#### DATA TO PROCESS:

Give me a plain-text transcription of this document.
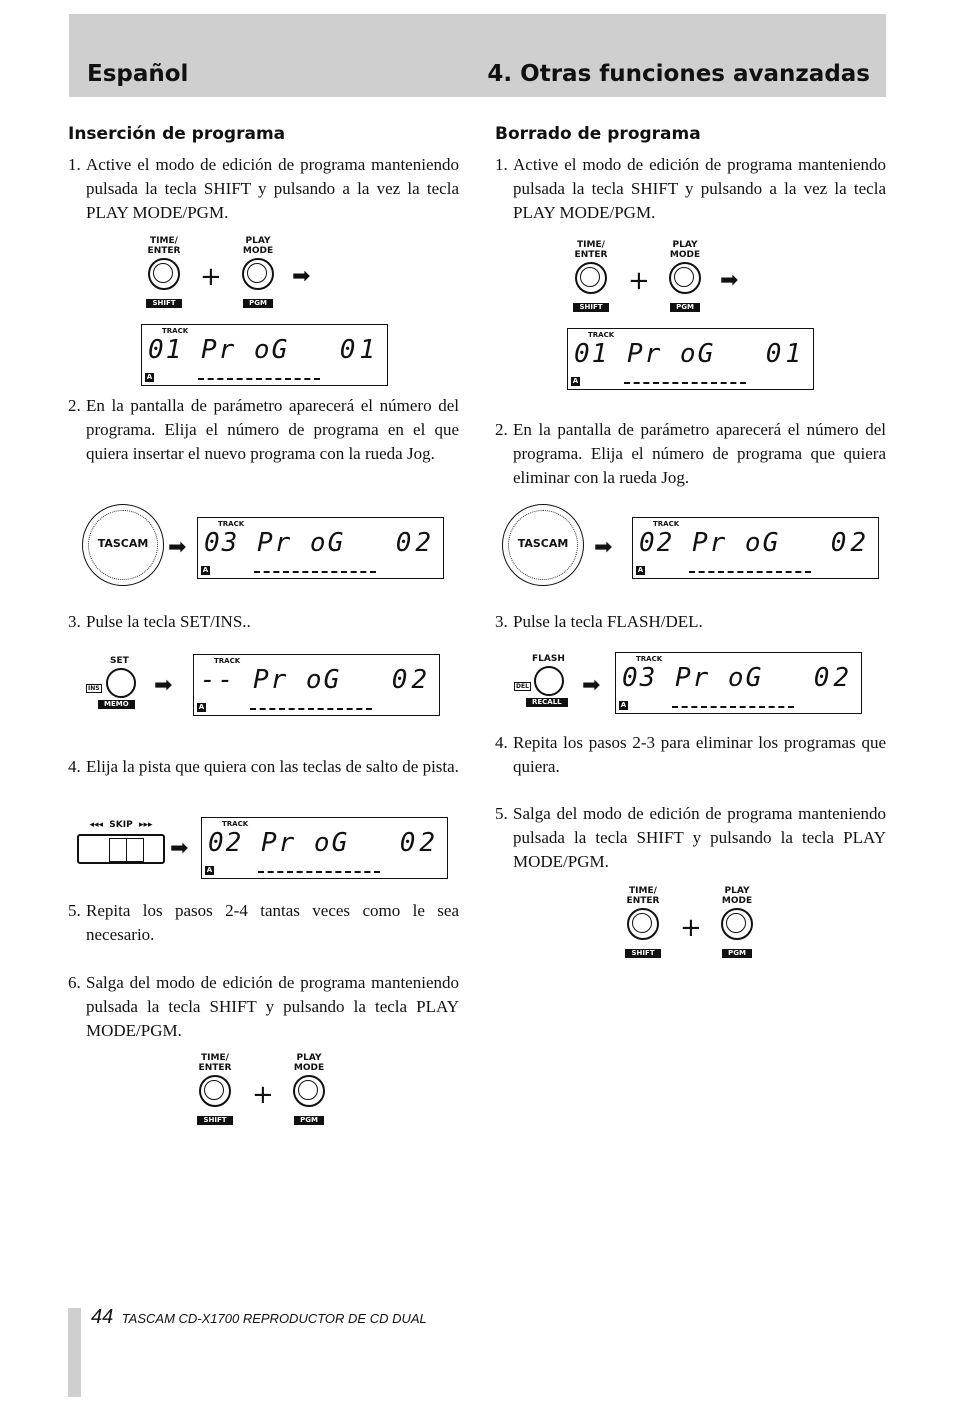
Español	4. Otras funciones avanzadas
Inserción de programa
1. Active el modo de edición de programa manteniendo pulsada la tecla SHIFT y pulsando a la vez la tecla PLAY MODE/PGM.
TIME/
ENTER
SHIFT
+
PLAY
MODE
PGM
➡
TRACK
01 Pr oG 01
A
2. En la pantalla de parámetro aparecerá el número del programa. Elija el número de programa en el que quiera insertar el nuevo programa con la rueda Jog.
TASCAM ➡
TRACK
03 Pr oG 02
A
3. Pulse la tecla SET/INS..
SET
INS
MEMO
➡
TRACK
-- Pr oG 02
A
4. Elija la pista que quiera con las teclas de salto de pista.
◂◂◂  SKIP  ▸▸▸
➡
TRACK
02 Pr oG 02
A
5. Repita los pasos 2-4 tantas veces como le sea necesario.
6. Salga del modo de edición de programa manteniendo pulsada la tecla SHIFT y pulsando la tecla PLAY MODE/PGM.
TIME/
ENTER
SHIFT
+
PLAY
MODE
PGM
Borrado de programa
1. Active el modo de edición de programa manteniendo pulsada la tecla SHIFT y pulsando a la vez la tecla PLAY MODE/PGM.
TIME/
ENTER
SHIFT
+
PLAY
MODE
PGM
➡
TRACK
01 Pr oG 01
A
2. En la pantalla de parámetro aparecerá el número del programa. Elija el número de programa que quiera eliminar con la rueda Jog.
TASCAM	➡
TRACK
02 Pr oG 02
A
3. Pulse la tecla FLASH/DEL.
FLASH
DEL
RECALL
➡
TRACK
03 Pr oG 02
A
4. Repita los pasos 2-3 para eliminar los programas que quiera.
5. Salga del modo de edición de programa manteniendo pulsada la tecla SHIFT y pulsando la tecla PLAY MODE/PGM.
TIME/
ENTER
SHIFT
+
PLAY
MODE
PGM
44 TASCAM CD-X1700 REPRODUCTOR DE CD DUAL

#### TASK GOAL:
Your task is to copy the entries in full and exactly, without any images.

#### FINAL ANSWER:
Give me a plain-text transcription of this document.
Español	4. Otras funciones avanzadas
Inserción de programa
1. Active el modo de edición de programa manteniendo pulsada la tecla SHIFT y pulsando a la vez la tecla PLAY MODE/PGM.
TIME/
ENTER
SHIFT
+
PLAY
MODE
PGM
➡
TRACK
01 Pr oG 01
A
2. En la pantalla de parámetro aparecerá el número del programa. Elija el número de programa en el que quiera insertar el nuevo programa con la rueda Jog.
TASCAM ➡
TRACK
03 Pr oG 02
A
3. Pulse la tecla SET/INS..
SET
INS
MEMO
➡
TRACK
-- Pr oG 02
A
4. Elija la pista que quiera con las teclas de salto de pista.
◂◂◂  SKIP  ▸▸▸
➡
TRACK
02 Pr oG 02
A
5. Repita los pasos 2-4 tantas veces como le sea necesario.
6. Salga del modo de edición de programa manteniendo pulsada la tecla SHIFT y pulsando la tecla PLAY MODE/PGM.
TIME/
ENTER
SHIFT
+
PLAY
MODE
PGM
Borrado de programa
1. Active el modo de edición de programa manteniendo pulsada la tecla SHIFT y pulsando a la vez la tecla PLAY MODE/PGM.
TIME/
ENTER
SHIFT
+
PLAY
MODE
PGM
➡
TRACK
01 Pr oG 01
A
2. En la pantalla de parámetro aparecerá el número del programa. Elija el número de programa que quiera eliminar con la rueda Jog.
TASCAM	➡
TRACK
02 Pr oG 02
A
3. Pulse la tecla FLASH/DEL.
FLASH
DEL
RECALL
➡
TRACK
03 Pr oG 02
A
4. Repita los pasos 2-3 para eliminar los programas que quiera.
5. Salga del modo de edición de programa manteniendo pulsada la tecla SHIFT y pulsando la tecla PLAY MODE/PGM.
TIME/
ENTER
SHIFT
+
PLAY
MODE
PGM
44 TASCAM CD-X1700 REPRODUCTOR DE CD DUAL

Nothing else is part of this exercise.